── Records provided

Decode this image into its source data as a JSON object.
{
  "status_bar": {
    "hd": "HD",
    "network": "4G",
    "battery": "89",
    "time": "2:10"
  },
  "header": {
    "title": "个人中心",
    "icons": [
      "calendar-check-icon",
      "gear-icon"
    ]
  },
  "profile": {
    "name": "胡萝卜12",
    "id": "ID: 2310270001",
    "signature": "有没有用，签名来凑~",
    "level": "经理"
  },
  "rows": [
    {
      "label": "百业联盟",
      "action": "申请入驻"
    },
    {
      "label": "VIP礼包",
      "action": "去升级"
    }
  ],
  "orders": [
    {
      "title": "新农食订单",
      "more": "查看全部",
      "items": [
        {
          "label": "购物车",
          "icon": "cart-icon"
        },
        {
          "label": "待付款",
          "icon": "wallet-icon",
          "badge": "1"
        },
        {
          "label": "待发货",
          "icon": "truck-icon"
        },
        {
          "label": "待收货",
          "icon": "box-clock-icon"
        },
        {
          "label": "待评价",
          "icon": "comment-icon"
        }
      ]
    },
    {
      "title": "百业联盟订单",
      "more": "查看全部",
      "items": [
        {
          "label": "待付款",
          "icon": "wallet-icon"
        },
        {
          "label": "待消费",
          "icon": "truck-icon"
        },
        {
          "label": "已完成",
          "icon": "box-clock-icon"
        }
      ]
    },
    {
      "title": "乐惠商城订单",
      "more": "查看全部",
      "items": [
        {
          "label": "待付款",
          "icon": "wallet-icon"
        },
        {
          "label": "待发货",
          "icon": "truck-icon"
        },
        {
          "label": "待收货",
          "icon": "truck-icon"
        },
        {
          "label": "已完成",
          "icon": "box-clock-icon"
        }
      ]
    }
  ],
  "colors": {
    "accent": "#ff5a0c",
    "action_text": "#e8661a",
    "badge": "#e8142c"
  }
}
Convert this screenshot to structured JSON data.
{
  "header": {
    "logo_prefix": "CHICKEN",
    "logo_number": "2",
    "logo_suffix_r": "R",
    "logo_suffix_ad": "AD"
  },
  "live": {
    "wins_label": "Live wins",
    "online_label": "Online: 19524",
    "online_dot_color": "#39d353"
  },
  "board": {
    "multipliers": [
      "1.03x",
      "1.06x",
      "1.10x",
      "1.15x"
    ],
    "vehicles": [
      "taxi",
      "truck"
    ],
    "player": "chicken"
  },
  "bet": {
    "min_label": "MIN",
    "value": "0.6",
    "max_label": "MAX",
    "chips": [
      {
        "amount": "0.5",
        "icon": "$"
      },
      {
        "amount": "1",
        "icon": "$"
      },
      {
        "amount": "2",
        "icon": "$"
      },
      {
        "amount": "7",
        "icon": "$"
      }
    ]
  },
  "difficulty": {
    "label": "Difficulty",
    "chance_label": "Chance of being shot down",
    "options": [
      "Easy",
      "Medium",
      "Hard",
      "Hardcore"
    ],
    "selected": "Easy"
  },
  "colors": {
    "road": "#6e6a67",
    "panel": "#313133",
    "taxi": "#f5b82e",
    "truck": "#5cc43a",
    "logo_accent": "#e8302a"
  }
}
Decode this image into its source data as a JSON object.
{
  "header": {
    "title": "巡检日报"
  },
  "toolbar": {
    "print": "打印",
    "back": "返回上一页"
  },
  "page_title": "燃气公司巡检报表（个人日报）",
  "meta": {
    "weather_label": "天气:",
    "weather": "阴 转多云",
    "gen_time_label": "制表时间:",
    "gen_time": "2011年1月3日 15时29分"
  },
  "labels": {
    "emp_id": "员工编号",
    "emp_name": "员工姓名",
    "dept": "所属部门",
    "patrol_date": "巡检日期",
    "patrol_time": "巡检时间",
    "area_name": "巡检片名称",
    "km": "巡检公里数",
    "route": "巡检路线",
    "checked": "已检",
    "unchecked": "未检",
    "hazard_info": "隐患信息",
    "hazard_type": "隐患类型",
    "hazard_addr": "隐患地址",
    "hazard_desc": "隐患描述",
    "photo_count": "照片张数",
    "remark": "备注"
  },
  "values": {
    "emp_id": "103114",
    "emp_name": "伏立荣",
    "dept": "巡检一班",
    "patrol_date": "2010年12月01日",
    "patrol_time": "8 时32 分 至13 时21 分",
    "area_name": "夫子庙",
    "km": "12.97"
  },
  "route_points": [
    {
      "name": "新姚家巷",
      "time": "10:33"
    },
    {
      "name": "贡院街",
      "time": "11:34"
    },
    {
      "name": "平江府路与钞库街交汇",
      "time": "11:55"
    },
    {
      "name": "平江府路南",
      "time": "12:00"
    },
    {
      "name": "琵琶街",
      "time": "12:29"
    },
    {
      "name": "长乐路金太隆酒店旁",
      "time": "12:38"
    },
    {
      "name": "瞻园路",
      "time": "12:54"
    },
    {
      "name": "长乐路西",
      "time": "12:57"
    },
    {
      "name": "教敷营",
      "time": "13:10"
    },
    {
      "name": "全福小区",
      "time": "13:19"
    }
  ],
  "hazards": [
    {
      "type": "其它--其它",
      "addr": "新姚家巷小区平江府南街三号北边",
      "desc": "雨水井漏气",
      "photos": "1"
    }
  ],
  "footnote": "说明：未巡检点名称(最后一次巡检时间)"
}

────

● **Problem to solve**
Copy out the material word for word and line for line.

● **Answer to the exercise**
Decode this image into its source data as a JSON object.
{
  "status_bar": {
    "hd": "HD",
    "network": "4G",
    "battery": "89",
    "time": "2:10"
  },
  "header": {
    "title": "个人中心",
    "icons": [
      "calendar-check-icon",
      "gear-icon"
    ]
  },
  "profile": {
    "name": "胡萝卜12",
    "id": "ID: 2310270001",
    "signature": "有没有用，签名来凑~",
    "level": "经理"
  },
  "rows": [
    {
      "label": "百业联盟",
      "action": "申请入驻"
    },
    {
      "label": "VIP礼包",
      "action": "去升级"
    }
  ],
  "orders": [
    {
      "title": "新农食订单",
      "more": "查看全部",
      "items": [
        {
          "label": "购物车",
          "icon": "cart-icon"
        },
        {
          "label": "待付款",
          "icon": "wallet-icon",
          "badge": "1"
        },
        {
          "label": "待发货",
          "icon": "truck-icon"
        },
        {
          "label": "待收货",
          "icon": "box-clock-icon"
        },
        {
          "label": "待评价",
          "icon": "comment-icon"
        }
      ]
    },
    {
      "title": "百业联盟订单",
      "more": "查看全部",
      "items": [
        {
          "label": "待付款",
          "icon": "wallet-icon"
        },
        {
          "label": "待消费",
          "icon": "truck-icon"
        },
        {
          "label": "已完成",
          "icon": "box-clock-icon"
        }
      ]
    },
    {
      "title": "乐惠商城订单",
      "more": "查看全部",
      "items": [
        {
          "label": "待付款",
          "icon": "wallet-icon"
        },
        {
          "label": "待发货",
          "icon": "truck-icon"
        },
        {
          "label": "待收货",
          "icon": "truck-icon"
        },
        {
          "label": "已完成",
          "icon": "box-clock-icon"
        }
      ]
    }
  ],
  "colors": {
    "accent": "#ff5a0c",
    "action_text": "#e8661a",
    "badge": "#e8142c"
  }
}
Convert this screenshot to structured JSON data.
{
  "header": {
    "logo_prefix": "CHICKEN",
    "logo_number": "2",
    "logo_suffix_r": "R",
    "logo_suffix_ad": "AD"
  },
  "live": {
    "wins_label": "Live wins",
    "online_label": "Online: 19524",
    "online_dot_color": "#39d353"
  },
  "board": {
    "multipliers": [
      "1.03x",
      "1.06x",
      "1.10x",
      "1.15x"
    ],
    "vehicles": [
      "taxi",
      "truck"
    ],
    "player": "chicken"
  },
  "bet": {
    "min_label": "MIN",
    "value": "0.6",
    "max_label": "MAX",
    "chips": [
      {
        "amount": "0.5",
        "icon": "$"
      },
      {
        "amount": "1",
        "icon": "$"
      },
      {
        "amount": "2",
        "icon": "$"
      },
      {
        "amount": "7",
        "icon": "$"
      }
    ]
  },
  "difficulty": {
    "label": "Difficulty",
    "chance_label": "Chance of being shot down",
    "options": [
      "Easy",
      "Medium",
      "Hard",
      "Hardcore"
    ],
    "selected": "Easy"
  },
  "colors": {
    "road": "#6e6a67",
    "panel": "#313133",
    "taxi": "#f5b82e",
    "truck": "#5cc43a",
    "logo_accent": "#e8302a"
  }
}
Decode this image into its source data as a JSON object.
{
  "header": {
    "title": "巡检日报"
  },
  "toolbar": {
    "print": "打印",
    "back": "返回上一页"
  },
  "page_title": "燃气公司巡检报表（个人日报）",
  "meta": {
    "weather_label": "天气:",
    "weather": "阴 转多云",
    "gen_time_label": "制表时间:",
    "gen_time": "2011年1月3日 15时29分"
  },
  "labels": {
    "emp_id": "员工编号",
    "emp_name": "员工姓名",
    "dept": "所属部门",
    "patrol_date": "巡检日期",
    "patrol_time": "巡检时间",
    "area_name": "巡检片名称",
    "km": "巡检公里数",
    "route": "巡检路线",
    "checked": "已检",
    "unchecked": "未检",
    "hazard_info": "隐患信息",
    "hazard_type": "隐患类型",
    "hazard_addr": "隐患地址",
    "hazard_desc": "隐患描述",
    "photo_count": "照片张数",
    "remark": "备注"
  },
  "values": {
    "emp_id": "103114",
    "emp_name": "伏立荣",
    "dept": "巡检一班",
    "patrol_date": "2010年12月01日",
    "patrol_time": "8 时32 分 至13 时21 分",
    "area_name": "夫子庙",
    "km": "12.97"
  },
  "route_points": [
    {
      "name": "新姚家巷",
      "time": "10:33"
    },
    {
      "name": "贡院街",
      "time": "11:34"
    },
    {
      "name": "平江府路与钞库街交汇",
      "time": "11:55"
    },
    {
      "name": "平江府路南",
      "time": "12:00"
    },
    {
      "name": "琵琶街",
      "time": "12:29"
    },
    {
      "name": "长乐路金太隆酒店旁",
      "time": "12:38"
    },
    {
      "name": "瞻园路",
      "time": "12:54"
    },
    {
      "name": "长乐路西",
      "time": "12:57"
    },
    {
      "name": "教敷营",
      "time": "13:10"
    },
    {
      "name": "全福小区",
      "time": "13:19"
    }
  ],
  "hazards": [
    {
      "type": "其它--其它",
      "addr": "新姚家巷小区平江府南街三号北边",
      "desc": "雨水井漏气",
      "photos": "1"
    }
  ],
  "footnote": "说明：未巡检点名称(最后一次巡检时间)"
}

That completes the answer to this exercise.